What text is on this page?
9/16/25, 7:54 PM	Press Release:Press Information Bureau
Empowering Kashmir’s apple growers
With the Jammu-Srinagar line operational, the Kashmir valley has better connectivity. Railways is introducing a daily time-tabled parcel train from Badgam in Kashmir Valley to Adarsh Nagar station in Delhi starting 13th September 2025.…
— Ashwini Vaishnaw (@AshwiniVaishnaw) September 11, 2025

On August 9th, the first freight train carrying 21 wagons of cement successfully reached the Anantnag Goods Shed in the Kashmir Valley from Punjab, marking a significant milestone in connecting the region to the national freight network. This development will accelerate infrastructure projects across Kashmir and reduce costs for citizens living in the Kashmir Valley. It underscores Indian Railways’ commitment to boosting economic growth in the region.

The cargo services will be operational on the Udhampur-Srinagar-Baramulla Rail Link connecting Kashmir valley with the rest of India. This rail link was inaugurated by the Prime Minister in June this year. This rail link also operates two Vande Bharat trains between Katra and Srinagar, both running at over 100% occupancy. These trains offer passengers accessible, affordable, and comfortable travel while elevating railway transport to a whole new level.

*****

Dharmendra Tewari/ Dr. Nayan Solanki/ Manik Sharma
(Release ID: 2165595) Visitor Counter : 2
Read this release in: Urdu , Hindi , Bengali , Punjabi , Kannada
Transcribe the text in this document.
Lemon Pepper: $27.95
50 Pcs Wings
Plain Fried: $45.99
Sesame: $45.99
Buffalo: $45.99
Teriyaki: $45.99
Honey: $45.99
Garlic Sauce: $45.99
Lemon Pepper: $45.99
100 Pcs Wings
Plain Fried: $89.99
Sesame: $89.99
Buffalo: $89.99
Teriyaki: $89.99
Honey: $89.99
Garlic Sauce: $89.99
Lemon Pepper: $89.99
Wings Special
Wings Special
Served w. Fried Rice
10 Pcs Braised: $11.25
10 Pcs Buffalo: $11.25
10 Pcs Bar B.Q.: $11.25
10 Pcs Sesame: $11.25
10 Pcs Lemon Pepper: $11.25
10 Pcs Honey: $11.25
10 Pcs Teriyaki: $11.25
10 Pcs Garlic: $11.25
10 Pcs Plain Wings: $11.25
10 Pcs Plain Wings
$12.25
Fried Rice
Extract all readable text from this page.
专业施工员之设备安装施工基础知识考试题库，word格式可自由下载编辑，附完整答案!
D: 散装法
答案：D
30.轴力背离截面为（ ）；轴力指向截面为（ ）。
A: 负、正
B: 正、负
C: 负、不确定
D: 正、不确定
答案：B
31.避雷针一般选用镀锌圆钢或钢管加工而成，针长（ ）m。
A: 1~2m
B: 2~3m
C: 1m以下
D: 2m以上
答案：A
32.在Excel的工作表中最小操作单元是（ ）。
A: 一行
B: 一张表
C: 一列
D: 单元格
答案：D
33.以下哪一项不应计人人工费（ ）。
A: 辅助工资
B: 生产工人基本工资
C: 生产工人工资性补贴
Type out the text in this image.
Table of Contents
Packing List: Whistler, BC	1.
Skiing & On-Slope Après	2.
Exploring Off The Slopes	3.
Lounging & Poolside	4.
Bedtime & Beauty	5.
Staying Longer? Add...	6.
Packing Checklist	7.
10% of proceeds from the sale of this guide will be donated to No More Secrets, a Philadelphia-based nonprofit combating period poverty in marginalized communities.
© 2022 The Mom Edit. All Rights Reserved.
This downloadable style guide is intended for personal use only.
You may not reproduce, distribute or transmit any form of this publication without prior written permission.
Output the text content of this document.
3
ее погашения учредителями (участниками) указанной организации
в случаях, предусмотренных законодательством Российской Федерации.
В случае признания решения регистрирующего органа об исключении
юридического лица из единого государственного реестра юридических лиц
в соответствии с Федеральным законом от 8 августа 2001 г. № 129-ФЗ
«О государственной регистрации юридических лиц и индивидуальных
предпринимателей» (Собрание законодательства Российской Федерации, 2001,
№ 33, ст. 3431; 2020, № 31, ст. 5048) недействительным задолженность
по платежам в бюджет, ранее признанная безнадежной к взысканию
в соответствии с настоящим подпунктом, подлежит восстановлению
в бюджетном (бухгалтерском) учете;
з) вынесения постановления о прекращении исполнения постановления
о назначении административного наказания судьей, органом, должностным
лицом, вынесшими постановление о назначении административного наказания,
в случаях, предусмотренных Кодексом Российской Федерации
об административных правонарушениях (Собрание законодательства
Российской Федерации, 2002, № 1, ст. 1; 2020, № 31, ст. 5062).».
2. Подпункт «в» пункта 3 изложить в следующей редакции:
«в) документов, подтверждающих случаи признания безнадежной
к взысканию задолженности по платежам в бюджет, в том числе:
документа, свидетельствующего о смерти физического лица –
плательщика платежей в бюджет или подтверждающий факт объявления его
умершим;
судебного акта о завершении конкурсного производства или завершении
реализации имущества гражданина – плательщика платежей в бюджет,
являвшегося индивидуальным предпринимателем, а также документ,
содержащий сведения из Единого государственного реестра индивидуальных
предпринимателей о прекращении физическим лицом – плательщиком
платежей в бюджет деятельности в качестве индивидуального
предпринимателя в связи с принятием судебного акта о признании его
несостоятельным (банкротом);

○ ○ ○ ○

Exercise details: Copy every line that contains the string "Собрание".

Right answer:
предпринимателей» (Собрание законодательства Российской Федерации, 2001,
об административных правонарушениях (Собрание законодательства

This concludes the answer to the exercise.